# WHAT NEEDS TO BE DONE
Collect all the lines that mention the word "นการเง".

----- RAW DATA

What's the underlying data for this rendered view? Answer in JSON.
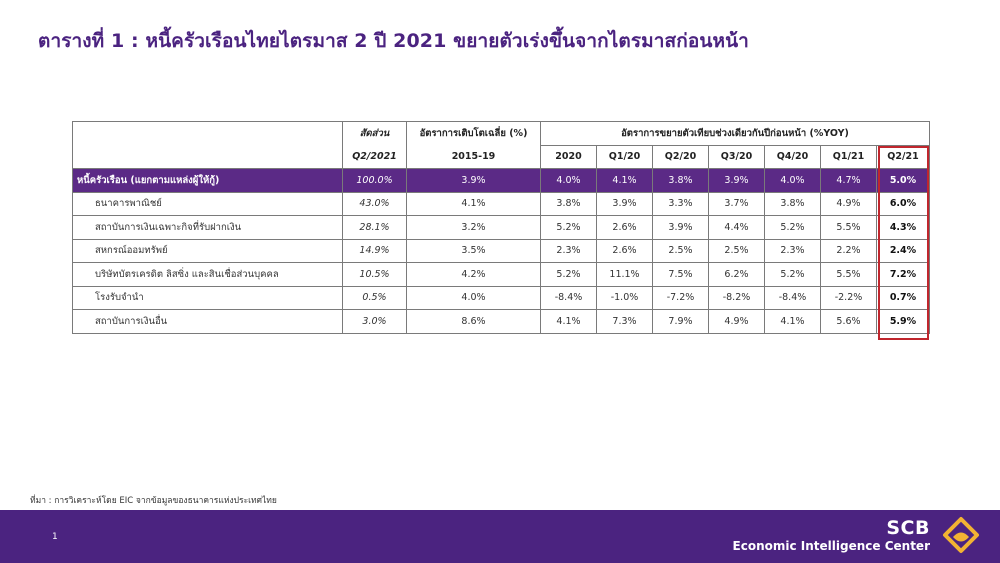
{
  "title": "ตารางที่ 1 : หนี้ครัวเรือนไทยไตรมาส 2 ปี 2021 ขยายตัวเร่งขึ้นจากไตรมาสก่อนหน้า",
  "table": {
    "header": {
      "share_label": "สัดส่วน",
      "share_period": "Q2/2021",
      "avg_label": "อัตราการเติบโตเฉลี่ย (%)",
      "avg_period": "2015-19",
      "yoy_label": "อัตราการขยายตัวเทียบช่วงเดียวกันปีก่อนหน้า (%YOY)",
      "periods": [
        "2020",
        "Q1/20",
        "Q2/20",
        "Q3/20",
        "Q4/20",
        "Q1/21",
        "Q2/21"
      ]
    },
    "rows": [
      {
        "label": "หนี้ครัวเรือน (แยกตามแหล่งผู้ให้กู้)",
        "share": "100.0%",
        "avg": "3.9%",
        "values": [
          "4.0%",
          "4.1%",
          "3.8%",
          "3.9%",
          "4.0%",
          "4.7%",
          "5.0%"
        ]
      },
      {
        "label": "ธนาคารพาณิชย์",
        "share": "43.0%",
        "avg": "4.1%",
        "values": [
          "3.8%",
          "3.9%",
          "3.3%",
          "3.7%",
          "3.8%",
          "4.9%",
          "6.0%"
        ]
      },
      {
        "label": "สถาบันการเงินเฉพาะกิจที่รับฝากเงิน",
        "share": "28.1%",
        "avg": "3.2%",
        "values": [
          "5.2%",
          "2.6%",
          "3.9%",
          "4.4%",
          "5.2%",
          "5.5%",
          "4.3%"
        ]
      },
      {
        "label": "สหกรณ์ออมทรัพย์",
        "share": "14.9%",
        "avg": "3.5%",
        "values": [
          "2.3%",
          "2.6%",
          "2.5%",
          "2.5%",
          "2.3%",
          "2.2%",
          "2.4%"
        ]
      },
      {
        "label": "บริษัทบัตรเครดิต ลิสซิ่ง และสินเชื่อส่วนบุคคล",
        "share": "10.5%",
        "avg": "4.2%",
        "values": [
          "5.2%",
          "11.1%",
          "7.5%",
          "6.2%",
          "5.2%",
          "5.5%",
          "7.2%"
        ]
      },
      {
        "label": "โรงรับจำนำ",
        "share": "0.5%",
        "avg": "4.0%",
        "values": [
          "-8.4%",
          "-1.0%",
          "-7.2%",
          "-8.2%",
          "-8.4%",
          "-2.2%",
          "0.7%"
        ]
      },
      {
        "label": "สถาบันการเงินอื่น",
        "share": "3.0%",
        "avg": "8.6%",
        "values": [
          "4.1%",
          "7.3%",
          "7.9%",
          "4.9%",
          "4.1%",
          "5.6%",
          "5.9%"
        ]
      }
    ]
  },
  "source": "ที่มา : การวิเคราะห์โดย EIC จากข้อมูลของธนาคารแห่งประเทศไทย",
  "footer": {
    "page_number": "1",
    "brand": "SCB",
    "unit": "Economic Intelligence Center"
  },
  "colors": {
    "purple": "#4b2380",
    "highlight_row": "#5b2a86",
    "red_box": "#c0262d",
    "logo_gold": "#f2b233"
  },
  "icons": {
    "logo": "scb-lotus-logo-icon"
  }
}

----------

# RESPONSE
        "label": "สถาบันการเงินเฉพาะกิจที่รับฝากเงิน",
        "label": "สถาบันการเงินอื่น",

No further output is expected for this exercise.